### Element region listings
++++++++
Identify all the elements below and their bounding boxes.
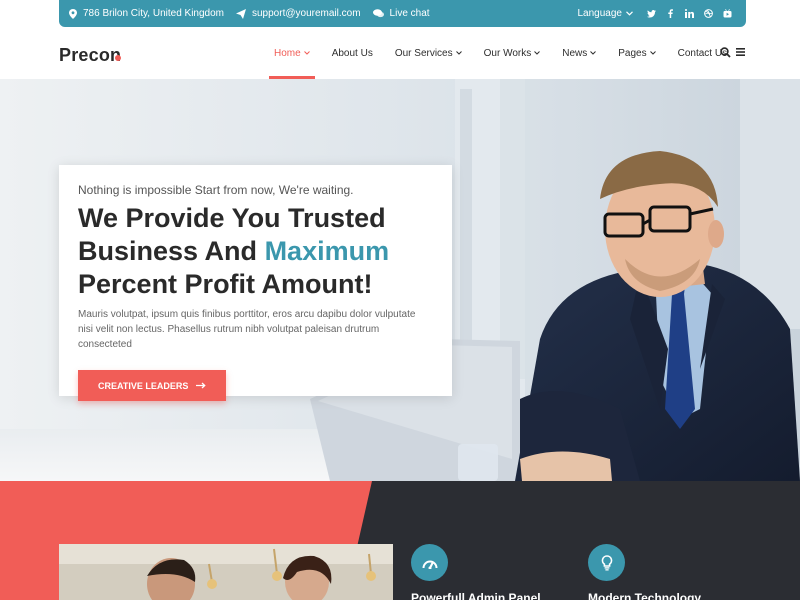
search-icon[interactable]: [720, 47, 732, 59]
features-section: Powerfull Admin Panel Modern Technology: [0, 481, 800, 600]
hero-description: Mauris volutpat, ipsum quis finibus port…: [78, 309, 416, 350]
speedometer-icon: [411, 544, 448, 581]
chat-link[interactable]: Live chat: [390, 8, 430, 19]
hero-title-line-1: We Provide You Trusted: [78, 203, 386, 233]
paper-plane-icon: [236, 8, 246, 19]
chevron-down-icon: [534, 51, 541, 55]
team-photo: [59, 544, 393, 600]
arrow-right-icon: [196, 382, 207, 389]
chevron-down-icon: [590, 51, 597, 55]
email-link[interactable]: support@youremail.com: [252, 8, 361, 19]
feature-title: Modern Technology: [588, 591, 702, 600]
hero-title: We Provide You Trusted Business And Maxi…: [78, 202, 433, 301]
nav-item-our-works[interactable]: Our Works: [479, 27, 546, 79]
nav-label: Our Services: [394, 47, 453, 59]
address-text: 786 Brilon City, United Kingdom: [83, 8, 224, 19]
hero-title-line-2a: Business And: [78, 236, 258, 266]
language-dropdown[interactable]: Language: [578, 8, 634, 19]
nav-label: News: [562, 47, 588, 59]
hero-title-line-3: Percent Profit Amount!: [78, 269, 373, 299]
top-info-bar: 786 Brilon City, United Kingdom support@…: [59, 0, 746, 27]
main-header: Precon Home About Us Our Services Our Wo…: [0, 27, 800, 79]
twitter-icon[interactable]: [642, 9, 660, 18]
nav-item-news[interactable]: News: [557, 27, 601, 79]
nav-label: Pages: [618, 47, 647, 59]
hero-card: Nothing is impossible Start from now, We…: [59, 165, 452, 401]
feature-title: Powerfull Admin Panel: [411, 591, 541, 600]
feature-modern-technology: Modern Technology: [588, 544, 701, 600]
menu-icon[interactable]: [736, 47, 748, 59]
linkedin-icon[interactable]: [680, 9, 698, 18]
chevron-down-icon: [626, 11, 633, 16]
nav-item-home[interactable]: Home: [269, 27, 315, 79]
chevron-down-icon: [649, 51, 656, 55]
email-item[interactable]: support@youremail.com: [236, 8, 361, 19]
map-pin-icon: [69, 8, 77, 19]
feature-admin-panel: Powerfull Admin Panel: [411, 544, 541, 600]
nav-item-about-us[interactable]: About Us: [327, 27, 378, 79]
dribbble-icon[interactable]: [699, 9, 717, 18]
hero-kicker: Nothing is impossible Start from now, We…: [78, 183, 354, 197]
youtube-icon[interactable]: [718, 9, 736, 18]
address-item: 786 Brilon City, United Kingdom: [69, 8, 224, 19]
nav-item-pages[interactable]: Pages: [613, 27, 660, 79]
nav-item-our-services[interactable]: Our Services: [390, 27, 467, 79]
creative-leaders-button[interactable]: CREATIVE LEADERS: [78, 370, 227, 401]
chat-item[interactable]: Live chat: [372, 8, 430, 19]
facebook-icon[interactable]: [661, 9, 679, 18]
hero-title-accent: Maximum: [264, 236, 390, 266]
hero-section: Nothing is impossible Start from now, We…: [0, 79, 800, 481]
main-nav: Home About Us Our Services Our Works New…: [269, 27, 744, 79]
logo[interactable]: Precon: [59, 45, 121, 66]
chevron-down-icon: [303, 51, 310, 55]
lightbulb-icon: [588, 544, 625, 581]
logo-dot: [115, 55, 121, 61]
chat-icon: [372, 9, 384, 18]
nav-label: Home: [274, 47, 301, 59]
nav-label: Our Works: [483, 47, 532, 59]
language-label: Language: [577, 8, 623, 19]
button-label: CREATIVE LEADERS: [98, 380, 189, 391]
nav-label: About Us: [331, 47, 373, 59]
chevron-down-icon: [455, 51, 462, 55]
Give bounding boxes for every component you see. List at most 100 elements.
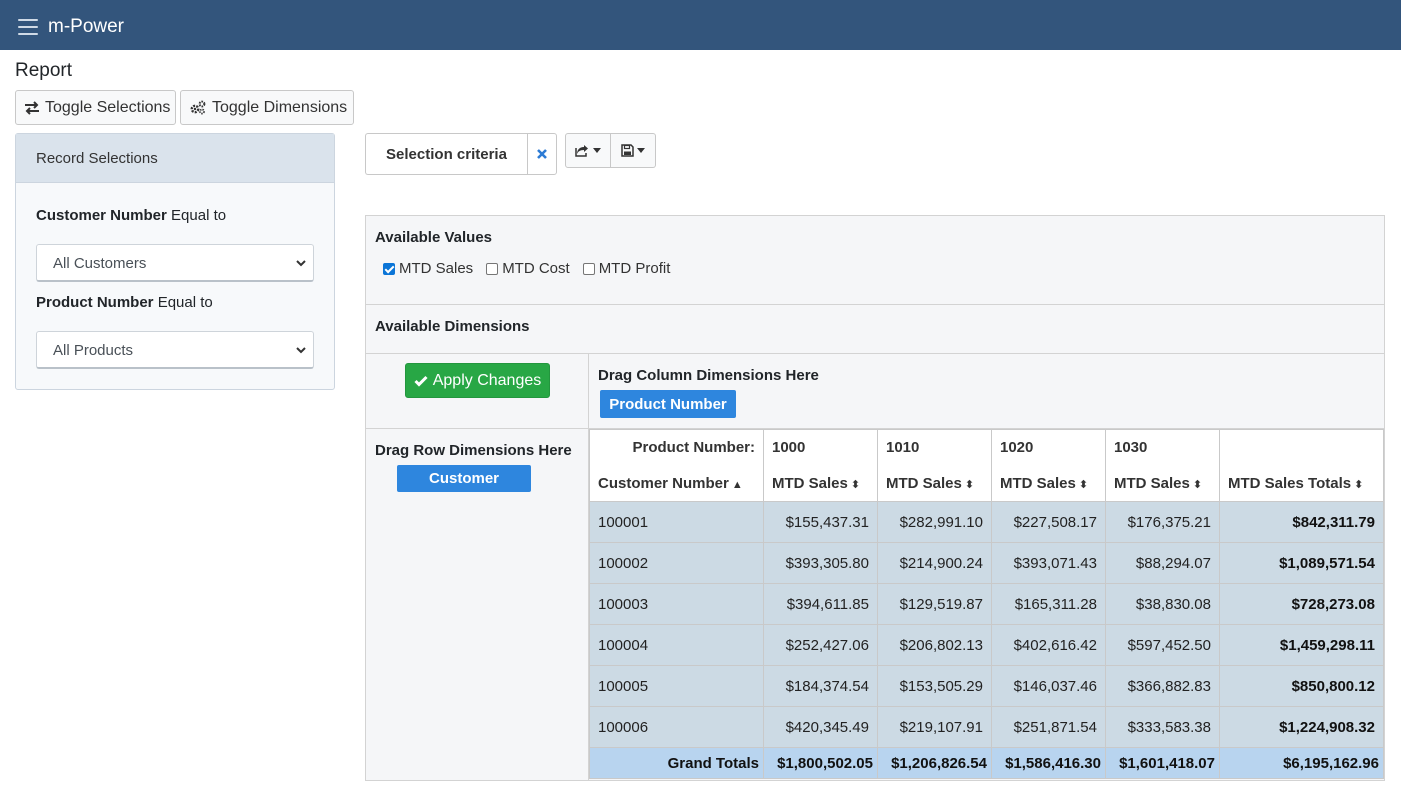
value-option-label: MTD Sales [399, 260, 474, 277]
sort-asc-icon[interactable]: ▲ [732, 479, 743, 491]
value-checkboxes: MTD Sales MTD Cost MTD Profit [383, 260, 670, 277]
customer-cell: 100005 [589, 665, 764, 707]
product-column-header: 1000 [763, 429, 878, 466]
checkbox-mtd-cost[interactable] [486, 262, 499, 275]
sort-icon[interactable]: ⬍ [1079, 479, 1088, 491]
table-row: 100002 $393,305.80 $214,900.24 $393,071.… [589, 542, 1384, 584]
toggle-dimensions-button[interactable]: Toggle Dimensions [180, 90, 354, 125]
value-cell: $282,991.10 [877, 501, 992, 543]
toggle-dimensions-label: Toggle Dimensions [212, 98, 348, 116]
measure-header-label: MTD Sales [1000, 474, 1076, 492]
row-dropzone-title: Drag Row Dimensions Here [375, 442, 572, 459]
value-option-mtd-cost[interactable]: MTD Cost [486, 260, 570, 277]
grand-total-overall-cell: $6,195,162.96 [1219, 747, 1384, 779]
value-cell: $227,508.17 [991, 501, 1106, 543]
column-dimensions-dropzone[interactable]: Drag Column Dimensions Here Product Numb… [589, 354, 1384, 429]
value-cell: $214,900.24 [877, 542, 992, 584]
selection-criteria-group: Selection criteria [365, 133, 557, 175]
value-cell: $38,830.08 [1105, 583, 1220, 625]
sort-icon[interactable]: ⬍ [851, 479, 860, 491]
customer-cell: 100001 [589, 501, 764, 543]
row-total-cell: $1,224,908.32 [1219, 706, 1384, 748]
product-number-label: Product Number Equal to [36, 294, 213, 311]
measure-column-header[interactable]: MTD Sales ⬍ [763, 465, 878, 502]
checkbox-mtd-profit[interactable] [582, 262, 595, 275]
apply-changes-label: Apply Changes [432, 371, 542, 389]
value-cell: $129,519.87 [877, 583, 992, 625]
checkbox-mtd-sales[interactable] [383, 262, 395, 275]
pivot-table: Product Number: 1000 1010 1020 1030 Cust… [589, 429, 1384, 779]
value-cell: $597,452.50 [1105, 624, 1220, 666]
selection-criteria-button[interactable]: Selection criteria [365, 133, 527, 175]
row-total-cell: $850,800.12 [1219, 665, 1384, 707]
apply-changes-button[interactable]: Apply Changes [405, 363, 550, 398]
value-option-mtd-profit[interactable]: MTD Profit [582, 260, 671, 277]
customer-cell: 100003 [589, 583, 764, 625]
value-cell: $146,037.46 [991, 665, 1106, 707]
hamburger-icon[interactable] [18, 19, 38, 35]
grand-total-cell: $1,586,416.30 [991, 747, 1106, 779]
gears-icon [190, 100, 206, 115]
record-selections-panel: Record Selections Customer Number Equal … [15, 133, 335, 390]
customer-number-field-name: Customer Number [36, 207, 167, 224]
column-dropzone-title: Drag Column Dimensions Here [598, 367, 819, 384]
value-cell: $394,611.85 [763, 583, 878, 625]
grand-totals-row: Grand Totals $1,800,502.05 $1,206,826.54… [589, 747, 1384, 779]
measure-column-header[interactable]: MTD Sales ⬍ [1105, 465, 1220, 502]
totals-header-spacer [1219, 429, 1384, 466]
value-cell: $393,305.80 [763, 542, 878, 584]
exchange-arrows-icon [25, 100, 39, 115]
row-dimension-chip[interactable]: Customer [397, 465, 531, 492]
toggle-selections-button[interactable]: Toggle Selections [15, 90, 176, 125]
sort-icon[interactable]: ⬍ [965, 479, 974, 491]
close-icon [537, 149, 547, 159]
customer-cell: 100002 [589, 542, 764, 584]
caret-down-icon [593, 148, 601, 153]
sort-icon[interactable]: ⬍ [1193, 479, 1202, 491]
value-option-label: MTD Profit [598, 260, 671, 277]
apply-cell: Apply Changes [366, 354, 589, 429]
value-cell: $88,294.07 [1105, 542, 1220, 584]
value-cell: $165,311.28 [991, 583, 1106, 625]
value-cell: $393,071.43 [991, 542, 1106, 584]
value-cell: $153,505.29 [877, 665, 992, 707]
available-dimensions-title: Available Dimensions [375, 318, 530, 335]
customer-number-select[interactable]: All Customers [36, 244, 314, 282]
criteria-clear-button[interactable] [527, 133, 557, 175]
totals-column-header[interactable]: MTD Sales Totals ⬍ [1219, 465, 1384, 502]
measure-column-header[interactable]: MTD Sales ⬍ [877, 465, 992, 502]
row-dimensions-dropzone[interactable]: Drag Row Dimensions Here Customer [366, 429, 589, 780]
row-total-cell: $1,089,571.54 [1219, 542, 1384, 584]
value-cell: $366,882.83 [1105, 665, 1220, 707]
value-option-mtd-sales[interactable]: MTD Sales [383, 260, 473, 277]
column-dimension-chip[interactable]: Product Number [600, 390, 736, 418]
product-number-operator: Equal to [157, 294, 213, 311]
export-dropdown-button[interactable] [565, 133, 611, 168]
floppy-disk-icon [621, 144, 634, 157]
row-total-cell: $728,273.08 [1219, 583, 1384, 625]
value-cell: $402,616.42 [991, 624, 1106, 666]
customer-number-operator: Equal to [171, 207, 227, 224]
available-dimensions-section: Available Dimensions [366, 305, 1384, 354]
value-cell: $251,871.54 [991, 706, 1106, 748]
record-selections-title: Record Selections [16, 134, 334, 183]
check-icon [414, 375, 428, 387]
grand-totals-label: Grand Totals [589, 747, 764, 779]
product-number-select[interactable]: All Products [36, 331, 314, 369]
chevron-down-icon [296, 347, 306, 354]
app-title[interactable]: m-Power [48, 16, 124, 38]
value-cell: $252,427.06 [763, 624, 878, 666]
share-icon [575, 145, 588, 157]
sort-icon[interactable]: ⬍ [1354, 479, 1363, 491]
toggle-selections-label: Toggle Selections [45, 98, 171, 116]
product-column-header: 1010 [877, 429, 992, 466]
available-values-title: Available Values [375, 229, 493, 246]
measure-column-header[interactable]: MTD Sales ⬍ [991, 465, 1106, 502]
caret-down-icon [637, 148, 645, 153]
value-cell: $206,802.13 [877, 624, 992, 666]
customer-number-label: Customer Number Equal to [36, 207, 226, 224]
chevron-down-icon [296, 260, 306, 267]
customer-number-column-header[interactable]: Customer Number ▲ [589, 465, 764, 502]
table-row: 100001 $155,437.31 $282,991.10 $227,508.… [589, 501, 1384, 543]
save-dropdown-button[interactable] [611, 133, 656, 168]
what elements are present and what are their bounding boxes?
++++++++
Reproduce the lines of the material verbatim, beginning at the line that contains "value-option-label: MTD Sales" and ending after the line that contains "measure-header-label: MTD Sales".

### Written solution
value-option-label: MTD Sales [399, 260, 474, 277]
sort-asc-icon[interactable]: ▲ [732, 479, 743, 491]
value-checkboxes: MTD Sales MTD Cost MTD Profit [383, 260, 670, 277]
customer-cell: 100005 [589, 665, 764, 707]
product-column-header: 1000 [763, 429, 878, 466]
checkbox-mtd-cost[interactable] [486, 262, 499, 275]
sort-icon[interactable]: ⬍ [1079, 479, 1088, 491]
table-row: 100002 $393,305.80 $214,900.24 $393,071.… [589, 542, 1384, 584]
toggle-dimensions-button[interactable]: Toggle Dimensions [180, 90, 354, 125]
value-cell: $282,991.10 [877, 501, 992, 543]
toggle-dimensions-label: Toggle Dimensions [212, 98, 348, 116]
measure-header-label: MTD Sales [1000, 474, 1076, 492]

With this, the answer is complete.